##### Records supplied #####
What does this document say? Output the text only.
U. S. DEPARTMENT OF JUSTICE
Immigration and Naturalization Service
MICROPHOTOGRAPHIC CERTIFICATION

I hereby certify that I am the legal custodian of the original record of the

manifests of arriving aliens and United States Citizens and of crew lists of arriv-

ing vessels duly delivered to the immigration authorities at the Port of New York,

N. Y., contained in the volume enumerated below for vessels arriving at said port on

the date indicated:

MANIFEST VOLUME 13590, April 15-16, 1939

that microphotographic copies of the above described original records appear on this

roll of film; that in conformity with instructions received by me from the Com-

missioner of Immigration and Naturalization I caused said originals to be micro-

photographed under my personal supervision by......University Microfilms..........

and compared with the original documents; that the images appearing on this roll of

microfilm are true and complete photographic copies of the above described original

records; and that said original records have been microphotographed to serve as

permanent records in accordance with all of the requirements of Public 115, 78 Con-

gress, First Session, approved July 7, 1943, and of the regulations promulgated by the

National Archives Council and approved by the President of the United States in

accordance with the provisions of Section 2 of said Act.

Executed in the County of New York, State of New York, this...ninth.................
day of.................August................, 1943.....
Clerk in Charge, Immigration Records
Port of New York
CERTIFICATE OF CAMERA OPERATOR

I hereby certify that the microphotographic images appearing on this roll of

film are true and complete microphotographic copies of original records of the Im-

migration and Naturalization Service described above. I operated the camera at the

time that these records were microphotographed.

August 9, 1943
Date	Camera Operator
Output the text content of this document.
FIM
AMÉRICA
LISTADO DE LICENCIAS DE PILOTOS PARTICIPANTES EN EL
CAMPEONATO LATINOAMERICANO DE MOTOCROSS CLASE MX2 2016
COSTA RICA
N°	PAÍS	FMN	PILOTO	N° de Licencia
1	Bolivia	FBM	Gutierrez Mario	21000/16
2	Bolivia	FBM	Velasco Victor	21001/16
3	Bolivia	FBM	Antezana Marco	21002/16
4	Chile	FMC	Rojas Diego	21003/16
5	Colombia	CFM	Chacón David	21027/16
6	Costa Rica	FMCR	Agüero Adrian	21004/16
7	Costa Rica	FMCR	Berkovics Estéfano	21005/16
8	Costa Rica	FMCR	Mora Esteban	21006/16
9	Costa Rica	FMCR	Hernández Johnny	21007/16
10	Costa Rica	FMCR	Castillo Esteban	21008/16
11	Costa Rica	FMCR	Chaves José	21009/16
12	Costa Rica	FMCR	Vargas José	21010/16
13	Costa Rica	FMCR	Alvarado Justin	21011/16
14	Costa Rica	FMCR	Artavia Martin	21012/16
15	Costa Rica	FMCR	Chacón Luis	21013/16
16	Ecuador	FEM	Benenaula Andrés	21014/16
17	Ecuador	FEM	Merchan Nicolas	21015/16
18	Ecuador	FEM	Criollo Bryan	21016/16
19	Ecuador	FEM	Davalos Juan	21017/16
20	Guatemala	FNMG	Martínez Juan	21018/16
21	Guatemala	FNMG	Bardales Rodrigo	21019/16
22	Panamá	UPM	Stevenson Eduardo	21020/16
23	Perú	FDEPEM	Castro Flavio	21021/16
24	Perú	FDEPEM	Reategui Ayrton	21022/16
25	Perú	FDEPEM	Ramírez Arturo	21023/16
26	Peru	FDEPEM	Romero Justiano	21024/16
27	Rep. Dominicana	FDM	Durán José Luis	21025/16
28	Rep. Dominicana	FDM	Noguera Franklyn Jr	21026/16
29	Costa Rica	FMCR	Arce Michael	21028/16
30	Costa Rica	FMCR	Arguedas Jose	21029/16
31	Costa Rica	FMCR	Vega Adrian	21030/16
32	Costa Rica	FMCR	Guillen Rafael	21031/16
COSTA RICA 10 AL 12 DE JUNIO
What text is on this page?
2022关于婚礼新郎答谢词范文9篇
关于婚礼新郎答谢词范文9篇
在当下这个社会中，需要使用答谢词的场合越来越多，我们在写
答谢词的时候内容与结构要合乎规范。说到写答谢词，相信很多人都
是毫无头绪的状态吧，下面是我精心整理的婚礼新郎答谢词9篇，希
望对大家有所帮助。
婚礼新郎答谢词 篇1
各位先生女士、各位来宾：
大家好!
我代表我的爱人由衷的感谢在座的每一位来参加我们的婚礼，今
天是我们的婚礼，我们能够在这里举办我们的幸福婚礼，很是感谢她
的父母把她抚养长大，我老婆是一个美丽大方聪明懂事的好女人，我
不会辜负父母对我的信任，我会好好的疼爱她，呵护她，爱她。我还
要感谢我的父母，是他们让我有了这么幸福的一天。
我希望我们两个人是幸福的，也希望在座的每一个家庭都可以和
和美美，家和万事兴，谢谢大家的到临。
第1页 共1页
#####
Problem requirements:
From the line containing "Output the text content of this document." through the closing line of the material above, return every line exactly and omit all others.

Complete response:
Output the text content of this document.
FIM
AMÉRICA
LISTADO DE LICENCIAS DE PILOTOS PARTICIPANTES EN EL
CAMPEONATO LATINOAMERICANO DE MOTOCROSS CLASE MX2 2016
COSTA RICA
N°	PAÍS	FMN	PILOTO	N° de Licencia
1	Bolivia	FBM	Gutierrez Mario	21000/16
2	Bolivia	FBM	Velasco Victor	21001/16
3	Bolivia	FBM	Antezana Marco	21002/16
4	Chile	FMC	Rojas Diego	21003/16
5	Colombia	CFM	Chacón David	21027/16
6	Costa Rica	FMCR	Agüero Adrian	21004/16
7	Costa Rica	FMCR	Berkovics Estéfano	21005/16
8	Costa Rica	FMCR	Mora Esteban	21006/16
9	Costa Rica	FMCR	Hernández Johnny	21007/16
10	Costa Rica	FMCR	Castillo Esteban	21008/16
11	Costa Rica	FMCR	Chaves José	21009/16
12	Costa Rica	FMCR	Vargas José	21010/16
13	Costa Rica	FMCR	Alvarado Justin	21011/16
14	Costa Rica	FMCR	Artavia Martin	21012/16
15	Costa Rica	FMCR	Chacón Luis	21013/16
16	Ecuador	FEM	Benenaula Andrés	21014/16
17	Ecuador	FEM	Merchan Nicolas	21015/16
18	Ecuador	FEM	Criollo Bryan	21016/16
19	Ecuador	FEM	Davalos Juan	21017/16
20	Guatemala	FNMG	Martínez Juan	21018/16
21	Guatemala	FNMG	Bardales Rodrigo	21019/16
22	Panamá	UPM	Stevenson Eduardo	21020/16
23	Perú	FDEPEM	Castro Flavio	21021/16
24	Perú	FDEPEM	Reategui Ayrton	21022/16
25	Perú	FDEPEM	Ramírez Arturo	21023/16
26	Peru	FDEPEM	Romero Justiano	21024/16
27	Rep. Dominicana	FDM	Durán José Luis	21025/16
28	Rep. Dominicana	FDM	Noguera Franklyn Jr	21026/16
29	Costa Rica	FMCR	Arce Michael	21028/16
30	Costa Rica	FMCR	Arguedas Jose	21029/16
31	Costa Rica	FMCR	Vega Adrian	21030/16
32	Costa Rica	FMCR	Guillen Rafael	21031/16
COSTA RICA 10 AL 12 DE JUNIO
What text is on this page?
2022关于婚礼新郎答谢词范文9篇
关于婚礼新郎答谢词范文9篇
在当下这个社会中，需要使用答谢词的场合越来越多，我们在写
答谢词的时候内容与结构要合乎规范。说到写答谢词，相信很多人都
是毫无头绪的状态吧，下面是我精心整理的婚礼新郎答谢词9篇，希
望对大家有所帮助。
婚礼新郎答谢词 篇1
各位先生女士、各位来宾：
大家好!
我代表我的爱人由衷的感谢在座的每一位来参加我们的婚礼，今
天是我们的婚礼，我们能够在这里举办我们的幸福婚礼，很是感谢她
的父母把她抚养长大，我老婆是一个美丽大方聪明懂事的好女人，我
不会辜负父母对我的信任，我会好好的疼爱她，呵护她，爱她。我还
要感谢我的父母，是他们让我有了这么幸福的一天。
我希望我们两个人是幸福的，也希望在座的每一个家庭都可以和
和美美，家和万事兴，谢谢大家的到临。
第1页 共1页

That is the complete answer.